Read the records and gather each line that includes "экспериментах".

## START Input data

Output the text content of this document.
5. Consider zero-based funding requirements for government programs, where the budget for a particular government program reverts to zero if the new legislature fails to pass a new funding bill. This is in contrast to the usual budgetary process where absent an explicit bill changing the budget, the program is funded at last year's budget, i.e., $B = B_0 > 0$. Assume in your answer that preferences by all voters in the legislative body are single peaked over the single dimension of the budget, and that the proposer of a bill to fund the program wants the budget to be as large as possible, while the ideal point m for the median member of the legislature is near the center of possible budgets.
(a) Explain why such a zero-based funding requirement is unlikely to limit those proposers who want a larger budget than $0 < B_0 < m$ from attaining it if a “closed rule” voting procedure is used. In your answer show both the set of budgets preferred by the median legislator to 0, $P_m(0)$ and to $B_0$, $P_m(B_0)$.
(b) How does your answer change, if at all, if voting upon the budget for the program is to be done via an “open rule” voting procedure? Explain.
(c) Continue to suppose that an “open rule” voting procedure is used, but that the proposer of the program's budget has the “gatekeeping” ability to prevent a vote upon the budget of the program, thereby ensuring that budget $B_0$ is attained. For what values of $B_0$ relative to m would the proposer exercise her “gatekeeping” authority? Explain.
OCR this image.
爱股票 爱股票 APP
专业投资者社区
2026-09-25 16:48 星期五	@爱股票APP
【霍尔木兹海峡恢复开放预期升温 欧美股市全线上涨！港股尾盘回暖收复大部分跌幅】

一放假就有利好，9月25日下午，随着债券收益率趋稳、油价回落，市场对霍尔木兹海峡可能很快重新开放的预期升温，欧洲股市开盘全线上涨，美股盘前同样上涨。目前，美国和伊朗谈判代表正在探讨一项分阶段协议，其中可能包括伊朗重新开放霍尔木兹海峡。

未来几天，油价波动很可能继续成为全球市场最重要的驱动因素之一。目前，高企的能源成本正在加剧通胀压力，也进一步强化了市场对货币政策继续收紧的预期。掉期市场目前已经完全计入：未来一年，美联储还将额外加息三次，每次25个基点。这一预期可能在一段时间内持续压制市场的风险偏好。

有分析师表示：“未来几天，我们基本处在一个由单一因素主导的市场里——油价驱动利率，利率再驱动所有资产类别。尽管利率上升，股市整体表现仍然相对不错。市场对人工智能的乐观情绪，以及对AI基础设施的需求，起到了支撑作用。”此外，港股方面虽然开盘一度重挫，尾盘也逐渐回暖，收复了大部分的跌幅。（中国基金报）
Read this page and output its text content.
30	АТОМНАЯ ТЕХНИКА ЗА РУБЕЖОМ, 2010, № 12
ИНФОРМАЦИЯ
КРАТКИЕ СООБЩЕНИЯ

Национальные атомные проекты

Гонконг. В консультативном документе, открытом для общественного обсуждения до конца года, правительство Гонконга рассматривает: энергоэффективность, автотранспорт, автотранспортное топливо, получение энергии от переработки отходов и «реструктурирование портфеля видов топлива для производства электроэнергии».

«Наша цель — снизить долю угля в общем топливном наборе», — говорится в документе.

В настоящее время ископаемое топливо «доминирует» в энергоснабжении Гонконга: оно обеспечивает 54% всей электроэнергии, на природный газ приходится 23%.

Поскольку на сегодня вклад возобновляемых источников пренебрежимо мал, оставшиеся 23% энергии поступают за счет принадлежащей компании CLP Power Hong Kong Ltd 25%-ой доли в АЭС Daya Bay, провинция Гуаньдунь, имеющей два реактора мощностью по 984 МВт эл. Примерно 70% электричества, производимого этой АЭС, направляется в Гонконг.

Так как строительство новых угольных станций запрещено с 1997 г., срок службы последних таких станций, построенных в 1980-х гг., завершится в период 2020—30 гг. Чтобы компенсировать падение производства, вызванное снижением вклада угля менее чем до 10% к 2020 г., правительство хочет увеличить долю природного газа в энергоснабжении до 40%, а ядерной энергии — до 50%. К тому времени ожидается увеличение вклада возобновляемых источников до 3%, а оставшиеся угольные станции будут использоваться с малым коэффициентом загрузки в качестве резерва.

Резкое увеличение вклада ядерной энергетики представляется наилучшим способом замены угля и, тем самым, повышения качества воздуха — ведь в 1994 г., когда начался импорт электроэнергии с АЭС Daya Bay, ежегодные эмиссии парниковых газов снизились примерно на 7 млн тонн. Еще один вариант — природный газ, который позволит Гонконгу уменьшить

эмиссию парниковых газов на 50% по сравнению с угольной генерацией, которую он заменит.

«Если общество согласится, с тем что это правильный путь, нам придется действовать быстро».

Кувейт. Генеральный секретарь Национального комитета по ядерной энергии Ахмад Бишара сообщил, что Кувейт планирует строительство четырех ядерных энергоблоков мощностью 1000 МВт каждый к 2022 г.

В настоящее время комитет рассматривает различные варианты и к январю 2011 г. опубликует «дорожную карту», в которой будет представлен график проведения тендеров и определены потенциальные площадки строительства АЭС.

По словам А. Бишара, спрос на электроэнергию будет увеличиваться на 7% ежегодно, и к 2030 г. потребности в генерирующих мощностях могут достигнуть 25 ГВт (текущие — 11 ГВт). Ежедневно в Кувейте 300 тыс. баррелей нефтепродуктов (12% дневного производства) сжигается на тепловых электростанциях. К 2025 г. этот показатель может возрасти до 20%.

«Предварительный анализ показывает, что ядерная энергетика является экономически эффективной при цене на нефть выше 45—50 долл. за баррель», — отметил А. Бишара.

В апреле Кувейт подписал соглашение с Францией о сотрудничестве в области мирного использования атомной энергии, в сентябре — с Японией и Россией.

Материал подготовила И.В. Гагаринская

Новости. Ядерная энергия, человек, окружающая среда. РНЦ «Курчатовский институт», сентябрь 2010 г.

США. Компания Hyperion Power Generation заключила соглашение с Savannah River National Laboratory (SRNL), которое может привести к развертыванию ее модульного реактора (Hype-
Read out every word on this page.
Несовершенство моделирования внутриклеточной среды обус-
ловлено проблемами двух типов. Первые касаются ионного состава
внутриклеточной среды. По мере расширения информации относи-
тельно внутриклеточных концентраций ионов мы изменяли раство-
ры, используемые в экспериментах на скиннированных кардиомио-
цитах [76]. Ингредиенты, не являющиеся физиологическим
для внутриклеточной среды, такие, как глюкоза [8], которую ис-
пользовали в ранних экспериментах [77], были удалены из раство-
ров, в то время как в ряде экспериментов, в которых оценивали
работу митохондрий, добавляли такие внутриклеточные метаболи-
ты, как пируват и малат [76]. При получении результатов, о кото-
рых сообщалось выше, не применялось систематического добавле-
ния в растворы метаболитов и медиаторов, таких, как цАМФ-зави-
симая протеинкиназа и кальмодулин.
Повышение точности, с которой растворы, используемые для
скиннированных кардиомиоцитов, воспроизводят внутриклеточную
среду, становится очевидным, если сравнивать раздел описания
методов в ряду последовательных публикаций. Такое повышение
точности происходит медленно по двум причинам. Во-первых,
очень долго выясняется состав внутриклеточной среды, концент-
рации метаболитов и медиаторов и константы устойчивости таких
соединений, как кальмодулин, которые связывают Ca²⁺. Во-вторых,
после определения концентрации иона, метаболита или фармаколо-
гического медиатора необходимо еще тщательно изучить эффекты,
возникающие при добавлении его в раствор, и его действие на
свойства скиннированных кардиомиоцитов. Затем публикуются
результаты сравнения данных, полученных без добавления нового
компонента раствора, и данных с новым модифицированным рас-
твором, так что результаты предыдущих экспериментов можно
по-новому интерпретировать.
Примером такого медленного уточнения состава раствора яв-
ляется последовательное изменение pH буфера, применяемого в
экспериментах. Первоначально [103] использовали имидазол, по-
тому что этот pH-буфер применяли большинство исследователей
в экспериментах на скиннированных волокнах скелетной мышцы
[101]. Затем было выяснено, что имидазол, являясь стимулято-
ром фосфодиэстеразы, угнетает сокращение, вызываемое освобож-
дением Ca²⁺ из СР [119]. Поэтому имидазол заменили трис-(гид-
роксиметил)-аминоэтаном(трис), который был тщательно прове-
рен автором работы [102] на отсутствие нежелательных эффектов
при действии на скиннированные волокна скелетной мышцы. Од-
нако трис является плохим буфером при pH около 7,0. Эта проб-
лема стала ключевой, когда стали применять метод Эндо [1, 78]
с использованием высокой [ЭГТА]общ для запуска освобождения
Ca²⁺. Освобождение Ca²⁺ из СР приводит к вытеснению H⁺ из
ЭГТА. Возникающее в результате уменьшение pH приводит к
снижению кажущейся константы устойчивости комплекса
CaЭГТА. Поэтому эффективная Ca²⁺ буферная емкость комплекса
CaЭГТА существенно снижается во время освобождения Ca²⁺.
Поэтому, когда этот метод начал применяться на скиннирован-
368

## END Input data

[Correct response]:
ры, используемые в экспериментах на скиннированных кардиомио-
пользовали в ранних экспериментах [77], были удалены из раство-
экспериментах. Первоначально [103] использовали имидазол, по-
в экспериментах на скиннированных волокнах скелетной мышцы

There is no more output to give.